- [To be done]:
Type out the records that follow, exactly as given.

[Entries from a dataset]
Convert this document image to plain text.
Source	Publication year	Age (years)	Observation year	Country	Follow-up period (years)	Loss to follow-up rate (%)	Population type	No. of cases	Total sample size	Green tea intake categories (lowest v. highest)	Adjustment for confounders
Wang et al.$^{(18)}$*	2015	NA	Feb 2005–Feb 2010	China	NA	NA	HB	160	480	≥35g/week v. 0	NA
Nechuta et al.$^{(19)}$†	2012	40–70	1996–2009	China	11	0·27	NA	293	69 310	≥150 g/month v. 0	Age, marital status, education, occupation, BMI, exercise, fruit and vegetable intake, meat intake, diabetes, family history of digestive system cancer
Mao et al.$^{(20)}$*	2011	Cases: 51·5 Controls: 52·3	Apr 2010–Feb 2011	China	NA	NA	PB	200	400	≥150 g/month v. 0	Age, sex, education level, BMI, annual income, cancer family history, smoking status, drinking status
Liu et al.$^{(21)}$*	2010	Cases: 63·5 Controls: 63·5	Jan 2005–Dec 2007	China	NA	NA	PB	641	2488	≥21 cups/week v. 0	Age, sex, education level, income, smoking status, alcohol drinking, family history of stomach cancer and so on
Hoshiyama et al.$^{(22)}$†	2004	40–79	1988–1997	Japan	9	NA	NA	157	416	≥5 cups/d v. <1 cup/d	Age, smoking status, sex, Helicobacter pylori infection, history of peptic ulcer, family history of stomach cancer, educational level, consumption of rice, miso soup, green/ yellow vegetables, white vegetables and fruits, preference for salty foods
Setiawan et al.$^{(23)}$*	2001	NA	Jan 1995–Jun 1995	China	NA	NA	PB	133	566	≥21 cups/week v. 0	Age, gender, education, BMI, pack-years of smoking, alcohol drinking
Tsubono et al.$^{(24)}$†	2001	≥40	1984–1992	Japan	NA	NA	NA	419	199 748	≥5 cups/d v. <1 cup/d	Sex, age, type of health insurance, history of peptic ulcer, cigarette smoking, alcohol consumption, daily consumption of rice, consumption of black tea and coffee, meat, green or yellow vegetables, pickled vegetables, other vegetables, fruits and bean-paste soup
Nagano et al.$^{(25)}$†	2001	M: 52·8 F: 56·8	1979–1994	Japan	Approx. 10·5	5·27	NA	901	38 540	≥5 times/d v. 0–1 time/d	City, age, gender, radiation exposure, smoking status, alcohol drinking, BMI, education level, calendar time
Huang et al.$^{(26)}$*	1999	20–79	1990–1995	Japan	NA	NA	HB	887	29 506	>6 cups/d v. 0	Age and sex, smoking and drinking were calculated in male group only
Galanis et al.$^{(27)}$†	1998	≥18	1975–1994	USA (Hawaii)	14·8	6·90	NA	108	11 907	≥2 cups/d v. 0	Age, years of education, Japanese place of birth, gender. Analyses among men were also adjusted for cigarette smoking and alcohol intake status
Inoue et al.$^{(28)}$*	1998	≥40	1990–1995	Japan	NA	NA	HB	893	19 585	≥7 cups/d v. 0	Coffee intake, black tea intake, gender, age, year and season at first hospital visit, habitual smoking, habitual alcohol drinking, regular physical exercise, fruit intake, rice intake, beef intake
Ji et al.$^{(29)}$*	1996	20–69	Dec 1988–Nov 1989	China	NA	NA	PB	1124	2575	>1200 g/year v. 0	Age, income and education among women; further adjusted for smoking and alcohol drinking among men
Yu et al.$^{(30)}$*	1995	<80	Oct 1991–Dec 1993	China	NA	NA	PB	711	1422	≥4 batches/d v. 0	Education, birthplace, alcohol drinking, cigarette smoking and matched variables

- [Answer to the exercise]:
Convert this document image to plain text.
Source	Publication year	Age (years)	Observation year	Country	Follow-up period (years)	Loss to follow-up rate (%)	Population type	No. of cases	Total sample size	Green tea intake categories (lowest v. highest)	Adjustment for confounders
Wang et al.$^{(18)}$*	2015	NA	Feb 2005–Feb 2010	China	NA	NA	HB	160	480	≥35g/week v. 0	NA
Nechuta et al.$^{(19)}$†	2012	40–70	1996–2009	China	11	0·27	NA	293	69 310	≥150 g/month v. 0	Age, marital status, education, occupation, BMI, exercise, fruit and vegetable intake, meat intake, diabetes, family history of digestive system cancer
Mao et al.$^{(20)}$*	2011	Cases: 51·5 Controls: 52·3	Apr 2010–Feb 2011	China	NA	NA	PB	200	400	≥150 g/month v. 0	Age, sex, education level, BMI, annual income, cancer family history, smoking status, drinking status
Liu et al.$^{(21)}$*	2010	Cases: 63·5 Controls: 63·5	Jan 2005–Dec 2007	China	NA	NA	PB	641	2488	≥21 cups/week v. 0	Age, sex, education level, income, smoking status, alcohol drinking, family history of stomach cancer and so on
Hoshiyama et al.$^{(22)}$†	2004	40–79	1988–1997	Japan	9	NA	NA	157	416	≥5 cups/d v. <1 cup/d	Age, smoking status, sex, Helicobacter pylori infection, history of peptic ulcer, family history of stomach cancer, educational level, consumption of rice, miso soup, green/ yellow vegetables, white vegetables and fruits, preference for salty foods
Setiawan et al.$^{(23)}$*	2001	NA	Jan 1995–Jun 1995	China	NA	NA	PB	133	566	≥21 cups/week v. 0	Age, gender, education, BMI, pack-years of smoking, alcohol drinking
Tsubono et al.$^{(24)}$†	2001	≥40	1984–1992	Japan	NA	NA	NA	419	199 748	≥5 cups/d v. <1 cup/d	Sex, age, type of health insurance, history of peptic ulcer, cigarette smoking, alcohol consumption, daily consumption of rice, consumption of black tea and coffee, meat, green or yellow vegetables, pickled vegetables, other vegetables, fruits and bean-paste soup
Nagano et al.$^{(25)}$†	2001	M: 52·8 F: 56·8	1979–1994	Japan	Approx. 10·5	5·27	NA	901	38 540	≥5 times/d v. 0–1 time/d	City, age, gender, radiation exposure, smoking status, alcohol drinking, BMI, education level, calendar time
Huang et al.$^{(26)}$*	1999	20–79	1990–1995	Japan	NA	NA	HB	887	29 506	>6 cups/d v. 0	Age and sex, smoking and drinking were calculated in male group only
Galanis et al.$^{(27)}$†	1998	≥18	1975–1994	USA (Hawaii)	14·8	6·90	NA	108	11 907	≥2 cups/d v. 0	Age, years of education, Japanese place of birth, gender. Analyses among men were also adjusted for cigarette smoking and alcohol intake status
Inoue et al.$^{(28)}$*	1998	≥40	1990–1995	Japan	NA	NA	HB	893	19 585	≥7 cups/d v. 0	Coffee intake, black tea intake, gender, age, year and season at first hospital visit, habitual smoking, habitual alcohol drinking, regular physical exercise, fruit intake, rice intake, beef intake
Ji et al.$^{(29)}$*	1996	20–69	Dec 1988–Nov 1989	China	NA	NA	PB	1124	2575	>1200 g/year v. 0	Age, income and education among women; further adjusted for smoking and alcohol drinking among men
Yu et al.$^{(30)}$*	1995	<80	Oct 1991–Dec 1993	China	NA	NA	PB	711	1422	≥4 batches/d v. 0	Education, birthplace, alcohol drinking, cigarette smoking and matched variables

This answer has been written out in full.